**JOB:**
Locate all lines in the data below that hold "District" and show them.

**SUPPLIED DATA:**
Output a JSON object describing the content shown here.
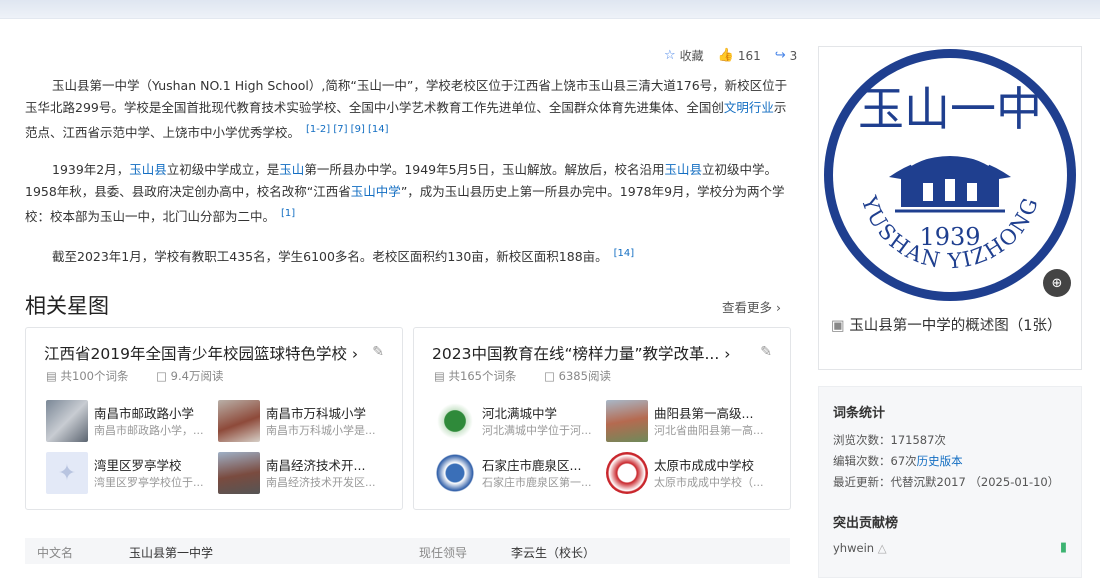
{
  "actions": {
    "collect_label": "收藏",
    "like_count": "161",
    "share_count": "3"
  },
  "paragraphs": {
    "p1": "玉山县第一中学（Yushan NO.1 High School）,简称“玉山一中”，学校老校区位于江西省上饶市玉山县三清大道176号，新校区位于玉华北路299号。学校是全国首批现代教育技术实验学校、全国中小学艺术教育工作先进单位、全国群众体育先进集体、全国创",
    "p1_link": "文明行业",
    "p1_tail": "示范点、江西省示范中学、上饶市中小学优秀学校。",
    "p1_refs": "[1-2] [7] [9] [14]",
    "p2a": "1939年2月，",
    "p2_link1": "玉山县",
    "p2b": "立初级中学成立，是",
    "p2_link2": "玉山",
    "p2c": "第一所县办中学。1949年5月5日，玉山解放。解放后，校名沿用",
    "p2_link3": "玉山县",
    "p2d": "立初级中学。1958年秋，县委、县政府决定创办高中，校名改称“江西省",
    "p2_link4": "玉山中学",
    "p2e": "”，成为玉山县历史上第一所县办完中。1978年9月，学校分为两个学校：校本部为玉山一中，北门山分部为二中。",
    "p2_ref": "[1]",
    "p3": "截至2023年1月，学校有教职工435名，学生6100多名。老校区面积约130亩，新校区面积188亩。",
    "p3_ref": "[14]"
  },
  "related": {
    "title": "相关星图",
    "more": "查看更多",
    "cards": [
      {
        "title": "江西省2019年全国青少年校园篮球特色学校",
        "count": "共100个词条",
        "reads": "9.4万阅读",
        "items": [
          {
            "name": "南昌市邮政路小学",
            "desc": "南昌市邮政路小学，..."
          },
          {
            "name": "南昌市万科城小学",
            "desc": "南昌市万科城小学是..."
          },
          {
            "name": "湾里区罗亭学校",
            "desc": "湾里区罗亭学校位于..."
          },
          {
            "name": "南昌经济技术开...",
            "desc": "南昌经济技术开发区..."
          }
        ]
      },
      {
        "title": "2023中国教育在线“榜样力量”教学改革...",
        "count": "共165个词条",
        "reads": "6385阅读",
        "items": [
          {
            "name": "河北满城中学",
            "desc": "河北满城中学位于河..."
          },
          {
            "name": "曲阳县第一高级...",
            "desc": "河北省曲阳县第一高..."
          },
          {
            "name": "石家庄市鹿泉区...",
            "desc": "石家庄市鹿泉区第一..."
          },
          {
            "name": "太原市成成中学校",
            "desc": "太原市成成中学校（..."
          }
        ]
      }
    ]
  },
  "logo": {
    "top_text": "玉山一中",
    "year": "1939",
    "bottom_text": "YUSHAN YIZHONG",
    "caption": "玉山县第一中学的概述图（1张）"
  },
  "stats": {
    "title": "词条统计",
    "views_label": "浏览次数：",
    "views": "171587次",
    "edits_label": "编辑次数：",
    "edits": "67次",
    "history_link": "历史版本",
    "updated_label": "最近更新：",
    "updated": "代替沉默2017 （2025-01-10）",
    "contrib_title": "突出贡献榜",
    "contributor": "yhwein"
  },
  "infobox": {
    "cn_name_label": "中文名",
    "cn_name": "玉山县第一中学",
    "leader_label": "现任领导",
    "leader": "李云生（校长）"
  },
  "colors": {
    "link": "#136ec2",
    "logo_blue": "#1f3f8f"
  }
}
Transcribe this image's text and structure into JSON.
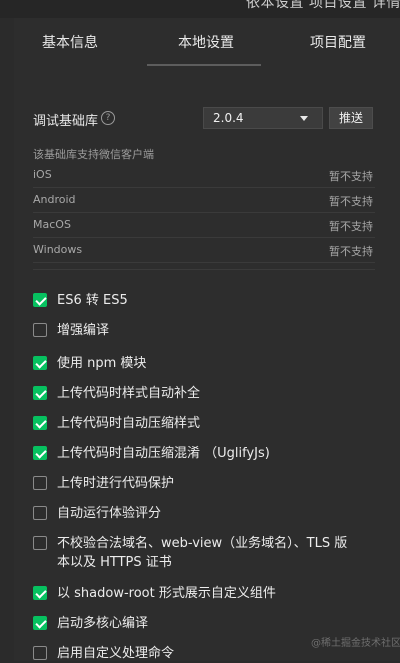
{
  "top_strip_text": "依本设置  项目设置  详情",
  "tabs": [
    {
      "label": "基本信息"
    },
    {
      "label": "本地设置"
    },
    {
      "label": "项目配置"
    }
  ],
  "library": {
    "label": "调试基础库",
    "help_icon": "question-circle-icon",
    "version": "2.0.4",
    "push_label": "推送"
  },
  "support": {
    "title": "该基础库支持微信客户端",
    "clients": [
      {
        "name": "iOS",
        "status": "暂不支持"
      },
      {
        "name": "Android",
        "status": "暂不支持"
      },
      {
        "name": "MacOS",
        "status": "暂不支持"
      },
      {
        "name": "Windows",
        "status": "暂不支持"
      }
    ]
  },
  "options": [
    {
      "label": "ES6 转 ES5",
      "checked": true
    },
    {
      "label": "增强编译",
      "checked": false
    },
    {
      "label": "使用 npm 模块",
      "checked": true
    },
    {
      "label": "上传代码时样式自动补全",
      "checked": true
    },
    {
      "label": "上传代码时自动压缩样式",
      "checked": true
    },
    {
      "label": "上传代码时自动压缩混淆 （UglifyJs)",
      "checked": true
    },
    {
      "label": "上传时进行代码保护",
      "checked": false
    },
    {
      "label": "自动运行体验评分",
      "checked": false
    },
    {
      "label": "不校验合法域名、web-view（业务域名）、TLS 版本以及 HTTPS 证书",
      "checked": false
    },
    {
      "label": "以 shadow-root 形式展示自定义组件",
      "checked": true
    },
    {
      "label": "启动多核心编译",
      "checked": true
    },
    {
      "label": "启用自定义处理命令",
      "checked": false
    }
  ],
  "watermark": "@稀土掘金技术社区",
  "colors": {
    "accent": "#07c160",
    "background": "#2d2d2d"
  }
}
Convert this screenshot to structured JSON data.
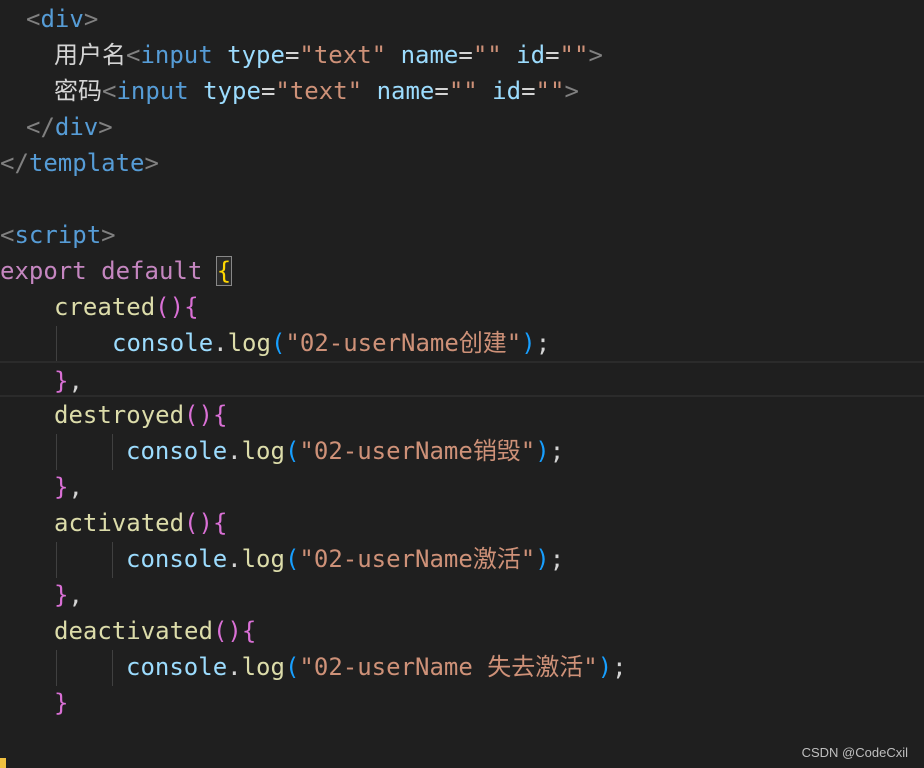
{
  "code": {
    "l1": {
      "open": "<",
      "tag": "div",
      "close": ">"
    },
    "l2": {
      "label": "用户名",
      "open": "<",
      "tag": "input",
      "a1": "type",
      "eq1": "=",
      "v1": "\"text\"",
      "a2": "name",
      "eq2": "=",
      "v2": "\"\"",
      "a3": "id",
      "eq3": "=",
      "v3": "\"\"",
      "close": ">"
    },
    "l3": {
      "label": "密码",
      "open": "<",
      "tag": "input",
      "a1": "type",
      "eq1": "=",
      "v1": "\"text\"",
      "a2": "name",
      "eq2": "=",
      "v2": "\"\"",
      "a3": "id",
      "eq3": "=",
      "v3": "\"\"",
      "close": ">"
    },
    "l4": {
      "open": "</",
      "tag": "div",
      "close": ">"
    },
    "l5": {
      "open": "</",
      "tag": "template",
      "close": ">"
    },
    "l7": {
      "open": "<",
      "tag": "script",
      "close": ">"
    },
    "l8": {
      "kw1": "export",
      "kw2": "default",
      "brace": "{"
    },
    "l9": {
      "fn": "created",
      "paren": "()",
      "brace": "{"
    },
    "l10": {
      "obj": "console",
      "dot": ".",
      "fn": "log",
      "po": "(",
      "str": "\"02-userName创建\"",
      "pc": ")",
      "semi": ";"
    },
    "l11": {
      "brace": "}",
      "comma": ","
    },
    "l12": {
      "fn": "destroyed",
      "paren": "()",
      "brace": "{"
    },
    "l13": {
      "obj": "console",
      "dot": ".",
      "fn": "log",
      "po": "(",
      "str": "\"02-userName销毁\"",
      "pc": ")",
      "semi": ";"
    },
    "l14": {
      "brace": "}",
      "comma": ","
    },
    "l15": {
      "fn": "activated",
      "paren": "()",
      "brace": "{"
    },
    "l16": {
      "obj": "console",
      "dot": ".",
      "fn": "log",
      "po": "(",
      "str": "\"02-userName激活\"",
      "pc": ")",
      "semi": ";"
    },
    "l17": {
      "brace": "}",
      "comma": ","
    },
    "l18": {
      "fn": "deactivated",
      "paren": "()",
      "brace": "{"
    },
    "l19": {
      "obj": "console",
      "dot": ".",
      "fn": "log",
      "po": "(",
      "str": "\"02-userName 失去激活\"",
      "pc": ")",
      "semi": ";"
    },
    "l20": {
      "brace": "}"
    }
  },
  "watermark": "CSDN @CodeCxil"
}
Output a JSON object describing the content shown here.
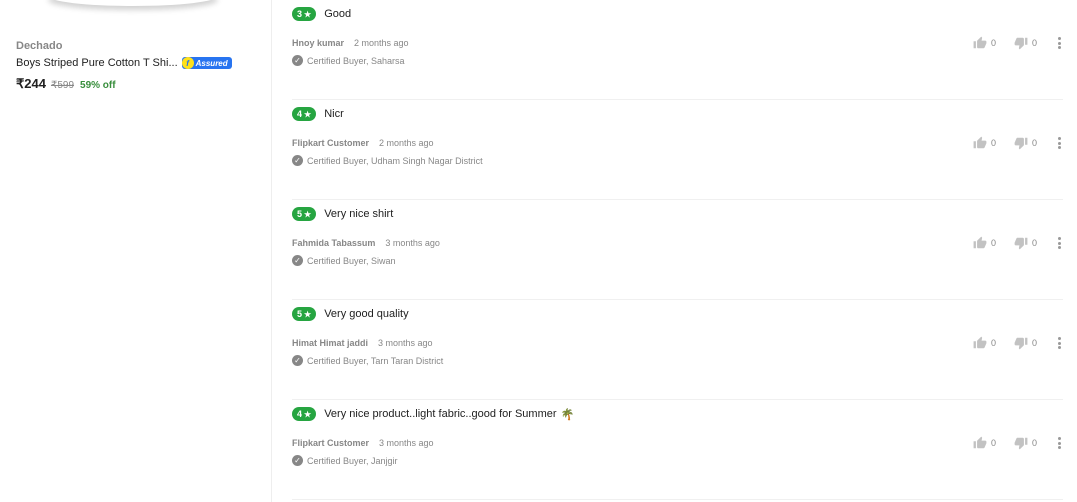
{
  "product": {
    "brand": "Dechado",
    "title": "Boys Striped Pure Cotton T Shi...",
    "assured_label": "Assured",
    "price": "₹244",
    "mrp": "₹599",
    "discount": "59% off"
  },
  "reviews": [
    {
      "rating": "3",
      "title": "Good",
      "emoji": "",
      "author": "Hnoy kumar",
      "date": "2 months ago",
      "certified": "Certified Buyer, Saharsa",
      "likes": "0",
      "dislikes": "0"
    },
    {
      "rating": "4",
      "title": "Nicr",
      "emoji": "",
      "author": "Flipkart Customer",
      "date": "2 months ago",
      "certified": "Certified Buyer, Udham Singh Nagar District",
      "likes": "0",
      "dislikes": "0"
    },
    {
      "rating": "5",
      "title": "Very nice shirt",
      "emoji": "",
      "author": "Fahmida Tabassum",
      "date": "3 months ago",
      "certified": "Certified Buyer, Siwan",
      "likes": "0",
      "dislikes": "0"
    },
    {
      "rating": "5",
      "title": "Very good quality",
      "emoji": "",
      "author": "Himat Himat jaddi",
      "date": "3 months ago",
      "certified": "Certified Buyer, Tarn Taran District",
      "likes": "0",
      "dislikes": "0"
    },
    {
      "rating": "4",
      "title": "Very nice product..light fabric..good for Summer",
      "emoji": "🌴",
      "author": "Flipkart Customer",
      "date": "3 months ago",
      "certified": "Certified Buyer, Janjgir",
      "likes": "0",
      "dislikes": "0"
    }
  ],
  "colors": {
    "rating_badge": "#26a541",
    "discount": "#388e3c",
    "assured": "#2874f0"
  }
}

**OUTPUT OF THE EXERCISE:**
      "certified": "Certified Buyer, Udham Singh Nagar District",
      "certified": "Certified Buyer, Tarn Taran District",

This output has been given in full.